## Work required
Retype the material word for word.
· · · · ·
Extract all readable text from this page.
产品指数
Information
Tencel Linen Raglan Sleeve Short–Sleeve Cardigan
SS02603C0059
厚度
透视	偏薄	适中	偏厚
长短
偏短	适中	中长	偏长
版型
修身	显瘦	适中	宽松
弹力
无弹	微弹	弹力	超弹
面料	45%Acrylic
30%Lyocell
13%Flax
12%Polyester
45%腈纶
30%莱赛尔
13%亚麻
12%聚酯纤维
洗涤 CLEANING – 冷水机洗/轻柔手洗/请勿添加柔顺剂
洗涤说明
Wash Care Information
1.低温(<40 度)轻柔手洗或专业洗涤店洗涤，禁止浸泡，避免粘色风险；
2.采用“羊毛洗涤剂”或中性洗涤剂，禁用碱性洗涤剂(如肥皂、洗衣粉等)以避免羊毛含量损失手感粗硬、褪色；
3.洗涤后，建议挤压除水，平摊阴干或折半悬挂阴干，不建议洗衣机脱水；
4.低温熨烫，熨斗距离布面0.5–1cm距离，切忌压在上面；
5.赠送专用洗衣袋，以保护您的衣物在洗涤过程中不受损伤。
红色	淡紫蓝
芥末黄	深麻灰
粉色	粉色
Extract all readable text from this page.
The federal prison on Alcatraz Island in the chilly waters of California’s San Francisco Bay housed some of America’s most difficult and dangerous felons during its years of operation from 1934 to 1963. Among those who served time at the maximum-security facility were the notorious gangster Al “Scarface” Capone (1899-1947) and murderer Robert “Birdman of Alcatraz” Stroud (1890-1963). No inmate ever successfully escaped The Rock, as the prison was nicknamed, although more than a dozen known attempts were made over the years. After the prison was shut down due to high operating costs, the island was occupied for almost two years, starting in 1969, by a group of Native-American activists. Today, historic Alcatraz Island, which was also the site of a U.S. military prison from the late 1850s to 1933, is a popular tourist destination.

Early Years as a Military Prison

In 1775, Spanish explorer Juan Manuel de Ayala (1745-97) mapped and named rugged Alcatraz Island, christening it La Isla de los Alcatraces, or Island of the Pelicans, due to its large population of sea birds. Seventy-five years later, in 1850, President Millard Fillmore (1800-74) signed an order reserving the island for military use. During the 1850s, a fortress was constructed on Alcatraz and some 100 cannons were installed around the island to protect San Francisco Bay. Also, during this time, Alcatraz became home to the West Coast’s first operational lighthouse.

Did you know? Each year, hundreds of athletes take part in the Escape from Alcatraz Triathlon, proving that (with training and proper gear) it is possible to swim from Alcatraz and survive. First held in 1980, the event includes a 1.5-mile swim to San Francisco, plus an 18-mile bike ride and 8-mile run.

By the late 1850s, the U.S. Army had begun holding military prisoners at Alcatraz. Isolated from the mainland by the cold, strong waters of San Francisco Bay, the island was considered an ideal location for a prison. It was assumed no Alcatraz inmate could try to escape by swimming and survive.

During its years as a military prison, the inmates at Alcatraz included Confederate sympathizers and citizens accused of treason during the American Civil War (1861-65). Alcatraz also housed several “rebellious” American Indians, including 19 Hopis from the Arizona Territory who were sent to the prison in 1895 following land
· · · · ·
## In response
Extract all readable text from this page.
产品指数
Information
Tencel Linen Raglan Sleeve Short–Sleeve Cardigan
SS02603C0059
厚度
透视	偏薄	适中	偏厚
长短
偏短	适中	中长	偏长
版型
修身	显瘦	适中	宽松
弹力
无弹	微弹	弹力	超弹
面料	45%Acrylic
30%Lyocell
13%Flax
12%Polyester
45%腈纶
30%莱赛尔
13%亚麻
12%聚酯纤维
洗涤 CLEANING – 冷水机洗/轻柔手洗/请勿添加柔顺剂
洗涤说明
Wash Care Information
1.低温(<40 度)轻柔手洗或专业洗涤店洗涤，禁止浸泡，避免粘色风险；
2.采用“羊毛洗涤剂”或中性洗涤剂，禁用碱性洗涤剂(如肥皂、洗衣粉等)以避免羊毛含量损失手感粗硬、褪色；
3.洗涤后，建议挤压除水，平摊阴干或折半悬挂阴干，不建议洗衣机脱水；
4.低温熨烫，熨斗距离布面0.5–1cm距离，切忌压在上面；
5.赠送专用洗衣袋，以保护您的衣物在洗涤过程中不受损伤。
红色	淡紫蓝
芥末黄	深麻灰
粉色	粉色
Extract all readable text from this page.
The federal prison on Alcatraz Island in the chilly waters of California’s San Francisco Bay housed some of America’s most difficult and dangerous felons during its years of operation from 1934 to 1963. Among those who served time at the maximum-security facility were the notorious gangster Al “Scarface” Capone (1899-1947) and murderer Robert “Birdman of Alcatraz” Stroud (1890-1963). No inmate ever successfully escaped The Rock, as the prison was nicknamed, although more than a dozen known attempts were made over the years. After the prison was shut down due to high operating costs, the island was occupied for almost two years, starting in 1969, by a group of Native-American activists. Today, historic Alcatraz Island, which was also the site of a U.S. military prison from the late 1850s to 1933, is a popular tourist destination.

Early Years as a Military Prison

In 1775, Spanish explorer Juan Manuel de Ayala (1745-97) mapped and named rugged Alcatraz Island, christening it La Isla de los Alcatraces, or Island of the Pelicans, due to its large population of sea birds. Seventy-five years later, in 1850, President Millard Fillmore (1800-74) signed an order reserving the island for military use. During the 1850s, a fortress was constructed on Alcatraz and some 100 cannons were installed around the island to protect San Francisco Bay. Also, during this time, Alcatraz became home to the West Coast’s first operational lighthouse.

Did you know? Each year, hundreds of athletes take part in the Escape from Alcatraz Triathlon, proving that (with training and proper gear) it is possible to swim from Alcatraz and survive. First held in 1980, the event includes a 1.5-mile swim to San Francisco, plus an 18-mile bike ride and 8-mile run.

By the late 1850s, the U.S. Army had begun holding military prisoners at Alcatraz. Isolated from the mainland by the cold, strong waters of San Francisco Bay, the island was considered an ideal location for a prison. It was assumed no Alcatraz inmate could try to escape by swimming and survive.

During its years as a military prison, the inmates at Alcatraz included Confederate sympathizers and citizens accused of treason during the American Civil War (1861-65). Alcatraz also housed several “rebellious” American Indians, including 19 Hopis from the Arizona Territory who were sent to the prison in 1895 following land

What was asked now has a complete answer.